STATED PROBLEM:
Copy out the entries below in full and exactly.

# PROVIDED DATA start

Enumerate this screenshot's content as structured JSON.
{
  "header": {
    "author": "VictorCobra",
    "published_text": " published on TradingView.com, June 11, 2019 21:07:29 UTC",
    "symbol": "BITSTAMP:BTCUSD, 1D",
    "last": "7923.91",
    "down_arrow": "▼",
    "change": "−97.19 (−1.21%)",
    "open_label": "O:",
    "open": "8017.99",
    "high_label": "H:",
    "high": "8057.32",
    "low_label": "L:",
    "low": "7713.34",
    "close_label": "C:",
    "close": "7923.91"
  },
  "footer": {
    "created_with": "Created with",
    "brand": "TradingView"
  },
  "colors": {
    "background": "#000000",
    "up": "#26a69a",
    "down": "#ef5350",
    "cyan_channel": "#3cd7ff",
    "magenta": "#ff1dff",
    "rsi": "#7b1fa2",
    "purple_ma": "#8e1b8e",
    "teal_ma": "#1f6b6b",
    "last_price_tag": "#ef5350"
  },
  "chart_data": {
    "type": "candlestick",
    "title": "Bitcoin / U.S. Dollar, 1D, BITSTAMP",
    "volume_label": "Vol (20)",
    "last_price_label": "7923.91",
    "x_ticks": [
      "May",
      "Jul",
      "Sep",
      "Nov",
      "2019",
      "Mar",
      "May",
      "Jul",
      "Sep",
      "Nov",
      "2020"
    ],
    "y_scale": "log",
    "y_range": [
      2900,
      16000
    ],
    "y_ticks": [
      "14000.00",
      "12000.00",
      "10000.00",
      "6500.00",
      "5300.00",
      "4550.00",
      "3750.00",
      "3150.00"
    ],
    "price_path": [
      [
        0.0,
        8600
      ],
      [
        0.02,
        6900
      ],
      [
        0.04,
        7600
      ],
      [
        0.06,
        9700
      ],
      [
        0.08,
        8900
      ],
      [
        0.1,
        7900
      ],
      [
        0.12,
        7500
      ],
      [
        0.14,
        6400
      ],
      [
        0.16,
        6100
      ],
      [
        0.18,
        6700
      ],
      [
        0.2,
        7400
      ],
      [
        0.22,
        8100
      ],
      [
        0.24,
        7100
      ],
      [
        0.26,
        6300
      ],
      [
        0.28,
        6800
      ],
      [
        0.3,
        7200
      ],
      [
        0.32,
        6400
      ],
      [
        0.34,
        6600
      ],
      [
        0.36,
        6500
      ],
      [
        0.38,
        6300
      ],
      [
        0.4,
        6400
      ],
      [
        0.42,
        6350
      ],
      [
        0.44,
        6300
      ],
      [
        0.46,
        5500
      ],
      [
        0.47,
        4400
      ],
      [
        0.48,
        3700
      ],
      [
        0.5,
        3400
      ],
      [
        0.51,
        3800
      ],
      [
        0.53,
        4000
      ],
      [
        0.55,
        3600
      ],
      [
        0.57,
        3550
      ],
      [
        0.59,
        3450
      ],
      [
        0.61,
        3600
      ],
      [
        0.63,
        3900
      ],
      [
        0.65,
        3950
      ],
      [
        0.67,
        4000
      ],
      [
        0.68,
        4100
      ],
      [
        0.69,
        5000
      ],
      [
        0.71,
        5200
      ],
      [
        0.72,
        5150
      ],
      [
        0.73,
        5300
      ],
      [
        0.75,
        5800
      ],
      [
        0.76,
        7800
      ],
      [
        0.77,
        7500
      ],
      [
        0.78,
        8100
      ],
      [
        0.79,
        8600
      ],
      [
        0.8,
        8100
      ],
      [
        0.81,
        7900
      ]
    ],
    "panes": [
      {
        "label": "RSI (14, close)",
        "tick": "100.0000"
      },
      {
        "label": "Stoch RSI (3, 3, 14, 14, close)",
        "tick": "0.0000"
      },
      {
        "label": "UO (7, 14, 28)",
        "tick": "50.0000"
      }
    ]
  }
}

# PROVIDED DATA end

FULL ANSWER:
Enumerate this screenshot's content as structured JSON.
{
  "header": {
    "author": "VictorCobra",
    "published_text": " published on TradingView.com, June 11, 2019 21:07:29 UTC",
    "symbol": "BITSTAMP:BTCUSD, 1D",
    "last": "7923.91",
    "down_arrow": "▼",
    "change": "−97.19 (−1.21%)",
    "open_label": "O:",
    "open": "8017.99",
    "high_label": "H:",
    "high": "8057.32",
    "low_label": "L:",
    "low": "7713.34",
    "close_label": "C:",
    "close": "7923.91"
  },
  "footer": {
    "created_with": "Created with",
    "brand": "TradingView"
  },
  "colors": {
    "background": "#000000",
    "up": "#26a69a",
    "down": "#ef5350",
    "cyan_channel": "#3cd7ff",
    "magenta": "#ff1dff",
    "rsi": "#7b1fa2",
    "purple_ma": "#8e1b8e",
    "teal_ma": "#1f6b6b",
    "last_price_tag": "#ef5350"
  },
  "chart_data": {
    "type": "candlestick",
    "title": "Bitcoin / U.S. Dollar, 1D, BITSTAMP",
    "volume_label": "Vol (20)",
    "last_price_label": "7923.91",
    "x_ticks": [
      "May",
      "Jul",
      "Sep",
      "Nov",
      "2019",
      "Mar",
      "May",
      "Jul",
      "Sep",
      "Nov",
      "2020"
    ],
    "y_scale": "log",
    "y_range": [
      2900,
      16000
    ],
    "y_ticks": [
      "14000.00",
      "12000.00",
      "10000.00",
      "6500.00",
      "5300.00",
      "4550.00",
      "3750.00",
      "3150.00"
    ],
    "price_path": [
      [
        0.0,
        8600
      ],
      [
        0.02,
        6900
      ],
      [
        0.04,
        7600
      ],
      [
        0.06,
        9700
      ],
      [
        0.08,
        8900
      ],
      [
        0.1,
        7900
      ],
      [
        0.12,
        7500
      ],
      [
        0.14,
        6400
      ],
      [
        0.16,
        6100
      ],
      [
        0.18,
        6700
      ],
      [
        0.2,
        7400
      ],
      [
        0.22,
        8100
      ],
      [
        0.24,
        7100
      ],
      [
        0.26,
        6300
      ],
      [
        0.28,
        6800
      ],
      [
        0.3,
        7200
      ],
      [
        0.32,
        6400
      ],
      [
        0.34,
        6600
      ],
      [
        0.36,
        6500
      ],
      [
        0.38,
        6300
      ],
      [
        0.4,
        6400
      ],
      [
        0.42,
        6350
      ],
      [
        0.44,
        6300
      ],
      [
        0.46,
        5500
      ],
      [
        0.47,
        4400
      ],
      [
        0.48,
        3700
      ],
      [
        0.5,
        3400
      ],
      [
        0.51,
        3800
      ],
      [
        0.53,
        4000
      ],
      [
        0.55,
        3600
      ],
      [
        0.57,
        3550
      ],
      [
        0.59,
        3450
      ],
      [
        0.61,
        3600
      ],
      [
        0.63,
        3900
      ],
      [
        0.65,
        3950
      ],
      [
        0.67,
        4000
      ],
      [
        0.68,
        4100
      ],
      [
        0.69,
        5000
      ],
      [
        0.71,
        5200
      ],
      [
        0.72,
        5150
      ],
      [
        0.73,
        5300
      ],
      [
        0.75,
        5800
      ],
      [
        0.76,
        7800
      ],
      [
        0.77,
        7500
      ],
      [
        0.78,
        8100
      ],
      [
        0.79,
        8600
      ],
      [
        0.8,
        8100
      ],
      [
        0.81,
        7900
      ]
    ],
    "panes": [
      {
        "label": "RSI (14, close)",
        "tick": "100.0000"
      },
      {
        "label": "Stoch RSI (3, 3, 14, 14, close)",
        "tick": "0.0000"
      },
      {
        "label": "UO (7, 14, 28)",
        "tick": "50.0000"
      }
    ]
  }
}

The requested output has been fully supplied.